▸ WHAT IS EXPECTED
Return the entries below verbatim. Pictures stay out.

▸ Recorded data
* * *
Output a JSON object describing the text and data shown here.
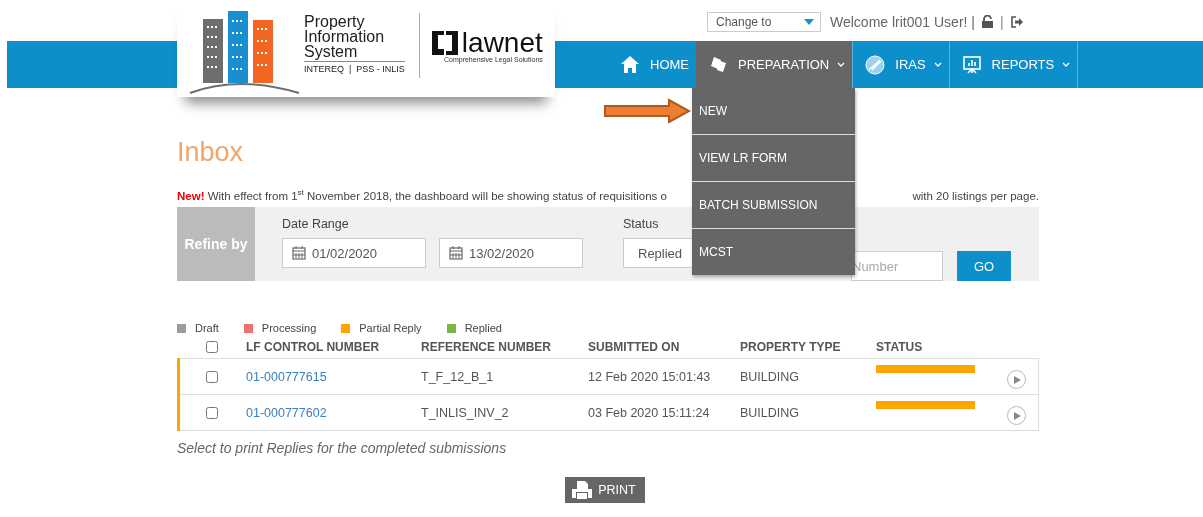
{
  "logo": {
    "title_lines": [
      "Property",
      "Information",
      "System"
    ],
    "tagline": "INTEREQ  |  PSS - INLIS",
    "partner": "lawnet",
    "partner_tagline": "Comprehensive Legal Solutions"
  },
  "top_bar": {
    "role_select": "Change to",
    "welcome": "Welcome lrit001 User!",
    "separator": "|"
  },
  "nav": [
    {
      "label": "HOME",
      "kind": "home",
      "dropdown": false,
      "selected": false
    },
    {
      "label": "PREPARATION",
      "kind": "documents",
      "dropdown": true,
      "selected": true
    },
    {
      "label": "IRAS",
      "kind": "globe",
      "dropdown": true,
      "selected": false
    },
    {
      "label": "REPORTS",
      "kind": "reports",
      "dropdown": true,
      "selected": false
    }
  ],
  "menu": [
    {
      "label": "NEW"
    },
    {
      "label": "VIEW LR FORM"
    },
    {
      "label": "BATCH SUBMISSION"
    },
    {
      "label": "MCST"
    }
  ],
  "page_title": "Inbox",
  "notice": {
    "badge": "New!",
    "text_before": "With effect from 1$^{st}$ November 2018, the dashboard will be showing status of requisitions o",
    "text_after": "with 20 listings per page."
  },
  "refine": {
    "label": "Refine by",
    "date_label": "Date Range",
    "date_from": "01/02/2020",
    "date_to": "13/02/2020",
    "status_label": "Status",
    "status_value": "Replied",
    "number_placeholder": "Number",
    "go": "GO"
  },
  "legend": [
    {
      "label": "Draft",
      "color": "#a09b96"
    },
    {
      "label": "Processing",
      "color": "#f26d6d"
    },
    {
      "label": "Partial Reply",
      "color": "#ffa500"
    },
    {
      "label": "Replied",
      "color": "#7ab648"
    }
  ],
  "table": {
    "columns": [
      "LF CONTROL NUMBER",
      "REFERENCE NUMBER",
      "SUBMITTED ON",
      "PROPERTY TYPE",
      "STATUS"
    ],
    "select_all": false,
    "rows": [
      {
        "checked": false,
        "control": "01-000777615",
        "reference": "T_F_12_B_1",
        "submitted": "12 Feb 2020 15:01:43",
        "type": "BUILDING",
        "color": "#ffa500"
      },
      {
        "checked": false,
        "control": "01-000777602",
        "reference": "T_INLIS_INV_2",
        "submitted": "03 Feb 2020 15:11:24",
        "type": "BUILDING",
        "color": "#ffa500"
      }
    ]
  },
  "footnote": "Select to print Replies for the completed submissions",
  "print_button": "PRINT"
}
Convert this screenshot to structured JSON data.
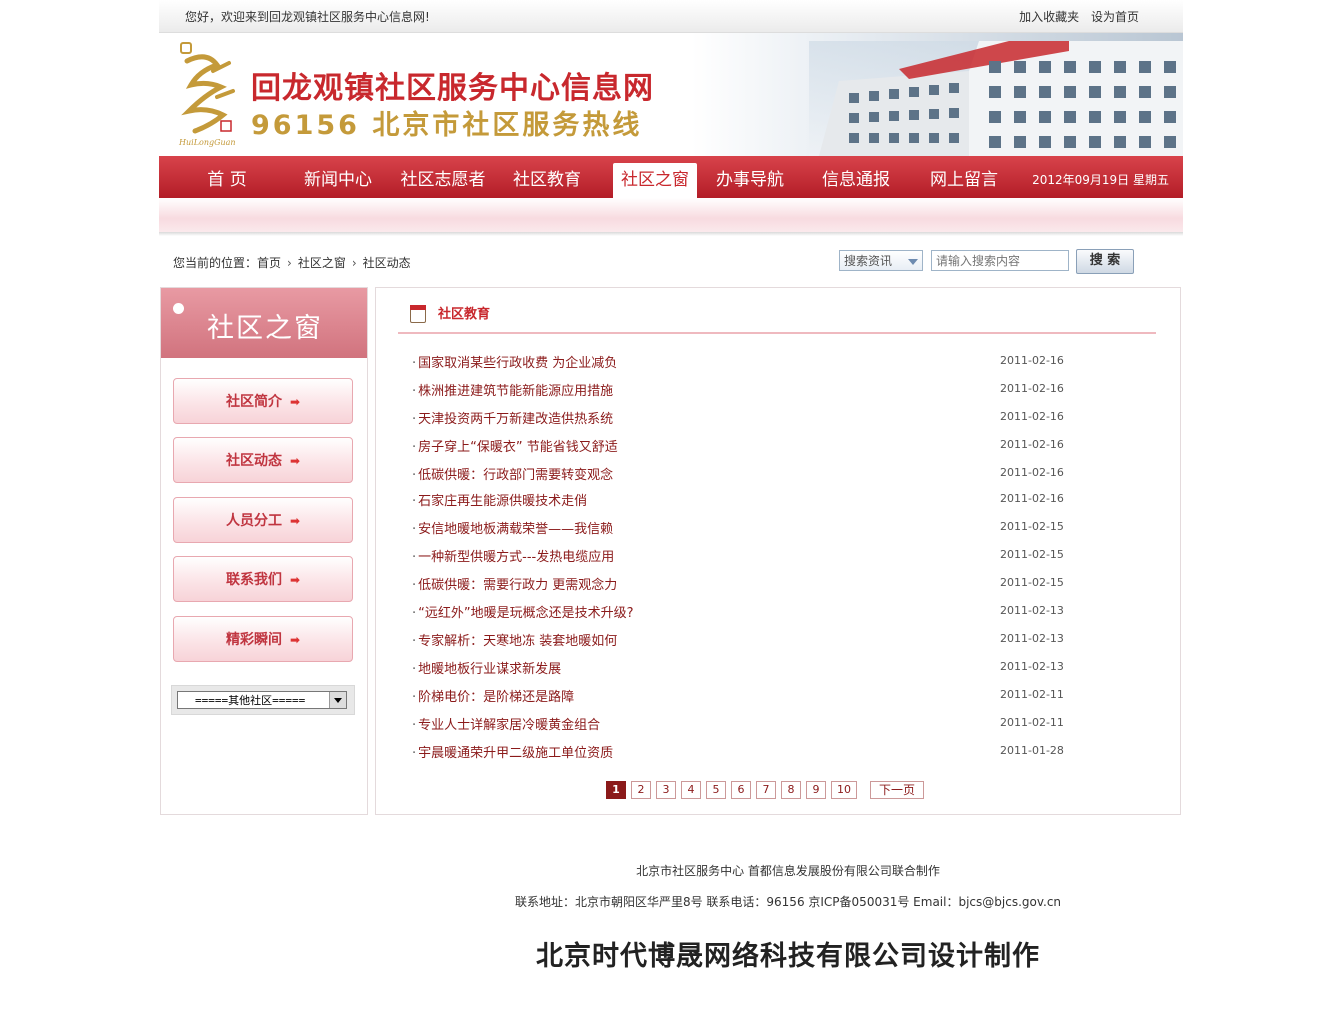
* * *
▸ ANSWER TO THE EXERCISE
Output a JSON object describing the text and data shown here.
{
  "logo": {
    "title_lines": [
      "Property",
      "Information",
      "System"
    ],
    "tagline": "INTEREQ  |  PSS - INLIS",
    "partner": "lawnet",
    "partner_tagline": "Comprehensive Legal Solutions"
  },
  "top_bar": {
    "role_select": "Change to",
    "welcome": "Welcome lrit001 User!",
    "separator": "|"
  },
  "nav": [
    {
      "label": "HOME",
      "kind": "home",
      "dropdown": false,
      "selected": false
    },
    {
      "label": "PREPARATION",
      "kind": "documents",
      "dropdown": true,
      "selected": true
    },
    {
      "label": "IRAS",
      "kind": "globe",
      "dropdown": true,
      "selected": false
    },
    {
      "label": "REPORTS",
      "kind": "reports",
      "dropdown": true,
      "selected": false
    }
  ],
  "menu": [
    {
      "label": "NEW"
    },
    {
      "label": "VIEW LR FORM"
    },
    {
      "label": "BATCH SUBMISSION"
    },
    {
      "label": "MCST"
    }
  ],
  "page_title": "Inbox",
  "notice": {
    "badge": "New!",
    "text_before": "With effect from 1$^{st}$ November 2018, the dashboard will be showing status of requisitions o",
    "text_after": "with 20 listings per page."
  },
  "refine": {
    "label": "Refine by",
    "date_label": "Date Range",
    "date_from": "01/02/2020",
    "date_to": "13/02/2020",
    "status_label": "Status",
    "status_value": "Replied",
    "number_placeholder": "Number",
    "go": "GO"
  },
  "legend": [
    {
      "label": "Draft",
      "color": "#a09b96"
    },
    {
      "label": "Processing",
      "color": "#f26d6d"
    },
    {
      "label": "Partial Reply",
      "color": "#ffa500"
    },
    {
      "label": "Replied",
      "color": "#7ab648"
    }
  ],
  "table": {
    "columns": [
      "LF CONTROL NUMBER",
      "REFERENCE NUMBER",
      "SUBMITTED ON",
      "PROPERTY TYPE",
      "STATUS"
    ],
    "select_all": false,
    "rows": [
      {
        "checked": false,
        "control": "01-000777615",
        "reference": "T_F_12_B_1",
        "submitted": "12 Feb 2020 15:01:43",
        "type": "BUILDING",
        "color": "#ffa500"
      },
      {
        "checked": false,
        "control": "01-000777602",
        "reference": "T_INLIS_INV_2",
        "submitted": "03 Feb 2020 15:11:24",
        "type": "BUILDING",
        "color": "#ffa500"
      }
    ]
  },
  "footnote": "Select to print Replies for the completed submissions",
  "print_button": "PRINT"
}
Convert this screenshot to structured JSON data.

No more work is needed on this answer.